- **Saved data entries**:

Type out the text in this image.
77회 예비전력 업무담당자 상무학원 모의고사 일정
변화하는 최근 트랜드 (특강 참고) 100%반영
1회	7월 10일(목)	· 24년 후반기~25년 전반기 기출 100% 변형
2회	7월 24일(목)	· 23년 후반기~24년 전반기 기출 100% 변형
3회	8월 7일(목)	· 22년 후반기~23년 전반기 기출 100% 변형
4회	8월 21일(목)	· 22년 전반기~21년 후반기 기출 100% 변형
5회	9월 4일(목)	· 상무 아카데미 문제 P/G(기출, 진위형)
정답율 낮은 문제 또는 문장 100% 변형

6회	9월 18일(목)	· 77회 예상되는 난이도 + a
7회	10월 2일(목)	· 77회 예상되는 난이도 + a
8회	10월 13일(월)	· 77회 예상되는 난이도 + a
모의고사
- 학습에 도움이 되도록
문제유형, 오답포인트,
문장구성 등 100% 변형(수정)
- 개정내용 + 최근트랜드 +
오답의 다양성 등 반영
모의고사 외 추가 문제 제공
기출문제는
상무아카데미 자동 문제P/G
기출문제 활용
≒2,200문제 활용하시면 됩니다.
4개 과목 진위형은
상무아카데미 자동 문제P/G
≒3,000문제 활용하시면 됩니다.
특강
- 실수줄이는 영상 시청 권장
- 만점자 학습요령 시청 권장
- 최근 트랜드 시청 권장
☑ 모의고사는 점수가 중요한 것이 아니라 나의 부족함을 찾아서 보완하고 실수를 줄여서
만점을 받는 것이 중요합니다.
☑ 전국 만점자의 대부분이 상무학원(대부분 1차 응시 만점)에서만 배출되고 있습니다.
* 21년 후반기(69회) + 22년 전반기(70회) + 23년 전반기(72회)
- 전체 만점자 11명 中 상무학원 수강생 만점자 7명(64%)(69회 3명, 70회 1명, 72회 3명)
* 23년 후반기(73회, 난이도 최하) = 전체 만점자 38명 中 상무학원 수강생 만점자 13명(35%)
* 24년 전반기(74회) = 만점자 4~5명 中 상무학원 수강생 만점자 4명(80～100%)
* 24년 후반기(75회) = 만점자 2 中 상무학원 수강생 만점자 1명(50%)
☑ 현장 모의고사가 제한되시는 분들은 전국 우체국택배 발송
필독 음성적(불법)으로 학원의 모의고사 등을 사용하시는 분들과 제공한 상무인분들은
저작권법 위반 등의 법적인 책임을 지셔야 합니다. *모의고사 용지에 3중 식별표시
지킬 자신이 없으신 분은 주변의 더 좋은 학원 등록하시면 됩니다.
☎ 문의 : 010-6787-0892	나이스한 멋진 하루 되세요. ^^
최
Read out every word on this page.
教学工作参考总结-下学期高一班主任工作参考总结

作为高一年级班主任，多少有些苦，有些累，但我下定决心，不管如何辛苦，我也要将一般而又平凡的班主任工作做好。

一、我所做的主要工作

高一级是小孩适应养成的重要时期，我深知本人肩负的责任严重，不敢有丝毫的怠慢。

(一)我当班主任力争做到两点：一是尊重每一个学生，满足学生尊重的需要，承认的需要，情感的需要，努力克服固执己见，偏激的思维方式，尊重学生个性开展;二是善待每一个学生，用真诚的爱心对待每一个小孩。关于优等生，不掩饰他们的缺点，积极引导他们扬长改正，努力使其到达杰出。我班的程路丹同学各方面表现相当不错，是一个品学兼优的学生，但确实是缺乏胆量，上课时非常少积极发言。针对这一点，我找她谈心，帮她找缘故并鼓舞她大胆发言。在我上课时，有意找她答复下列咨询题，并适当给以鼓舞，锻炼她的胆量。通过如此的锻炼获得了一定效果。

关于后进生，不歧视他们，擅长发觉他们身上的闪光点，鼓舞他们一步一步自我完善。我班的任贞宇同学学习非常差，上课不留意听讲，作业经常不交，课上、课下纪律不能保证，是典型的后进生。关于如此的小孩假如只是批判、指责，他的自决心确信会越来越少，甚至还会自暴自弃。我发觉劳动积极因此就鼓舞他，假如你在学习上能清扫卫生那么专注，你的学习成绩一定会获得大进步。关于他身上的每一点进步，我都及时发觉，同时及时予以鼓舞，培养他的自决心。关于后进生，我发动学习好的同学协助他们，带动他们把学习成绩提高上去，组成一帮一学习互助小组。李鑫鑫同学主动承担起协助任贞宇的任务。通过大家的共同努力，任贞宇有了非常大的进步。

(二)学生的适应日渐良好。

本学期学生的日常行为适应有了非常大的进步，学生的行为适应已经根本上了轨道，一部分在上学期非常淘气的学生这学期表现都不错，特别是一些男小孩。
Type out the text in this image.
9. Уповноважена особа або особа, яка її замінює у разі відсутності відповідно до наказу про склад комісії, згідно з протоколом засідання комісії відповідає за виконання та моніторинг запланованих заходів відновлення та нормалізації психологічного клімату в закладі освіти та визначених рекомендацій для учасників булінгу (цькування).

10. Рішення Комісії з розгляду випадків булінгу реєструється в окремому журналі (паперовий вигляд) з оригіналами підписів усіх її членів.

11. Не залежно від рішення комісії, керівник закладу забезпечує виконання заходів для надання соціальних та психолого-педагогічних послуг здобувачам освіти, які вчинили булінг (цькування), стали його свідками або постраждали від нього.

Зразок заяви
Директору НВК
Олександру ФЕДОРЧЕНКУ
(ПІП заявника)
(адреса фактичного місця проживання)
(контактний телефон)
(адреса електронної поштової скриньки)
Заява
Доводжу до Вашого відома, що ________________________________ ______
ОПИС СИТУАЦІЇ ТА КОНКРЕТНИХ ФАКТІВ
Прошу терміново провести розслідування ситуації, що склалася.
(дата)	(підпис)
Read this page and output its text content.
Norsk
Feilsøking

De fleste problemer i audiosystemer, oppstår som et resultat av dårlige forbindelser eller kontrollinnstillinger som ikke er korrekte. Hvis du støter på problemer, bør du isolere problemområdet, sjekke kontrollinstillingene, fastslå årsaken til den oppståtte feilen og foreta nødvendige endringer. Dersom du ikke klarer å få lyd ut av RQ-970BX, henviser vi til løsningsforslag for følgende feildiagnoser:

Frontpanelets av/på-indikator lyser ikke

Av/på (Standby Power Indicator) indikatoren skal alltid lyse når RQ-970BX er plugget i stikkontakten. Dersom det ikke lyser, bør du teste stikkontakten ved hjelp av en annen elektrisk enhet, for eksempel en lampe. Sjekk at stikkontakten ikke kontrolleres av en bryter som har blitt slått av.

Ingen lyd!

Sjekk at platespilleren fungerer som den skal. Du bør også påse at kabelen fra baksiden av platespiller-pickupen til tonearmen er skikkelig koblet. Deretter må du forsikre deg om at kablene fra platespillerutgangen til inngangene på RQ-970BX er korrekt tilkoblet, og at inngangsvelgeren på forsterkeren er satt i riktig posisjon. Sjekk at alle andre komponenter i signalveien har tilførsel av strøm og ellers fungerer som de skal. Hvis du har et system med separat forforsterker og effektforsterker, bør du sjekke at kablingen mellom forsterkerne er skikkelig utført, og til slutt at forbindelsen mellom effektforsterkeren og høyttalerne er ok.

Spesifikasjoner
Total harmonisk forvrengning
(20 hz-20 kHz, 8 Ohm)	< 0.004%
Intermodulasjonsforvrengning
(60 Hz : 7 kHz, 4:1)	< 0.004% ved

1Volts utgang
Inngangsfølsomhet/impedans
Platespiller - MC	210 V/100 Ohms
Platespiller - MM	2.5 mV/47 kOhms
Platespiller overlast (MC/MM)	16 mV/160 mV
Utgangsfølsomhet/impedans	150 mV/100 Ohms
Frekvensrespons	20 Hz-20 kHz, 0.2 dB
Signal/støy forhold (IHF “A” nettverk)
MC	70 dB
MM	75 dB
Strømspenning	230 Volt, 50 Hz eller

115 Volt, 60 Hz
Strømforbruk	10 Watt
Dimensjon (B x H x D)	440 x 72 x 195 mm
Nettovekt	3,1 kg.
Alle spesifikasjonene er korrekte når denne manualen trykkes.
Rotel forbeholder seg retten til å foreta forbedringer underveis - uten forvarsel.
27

- **JOB**: Examine the data above and state how many of its lines contain the word "адреса", with no further remarks.

- **EXPECTED ANSWER**: 2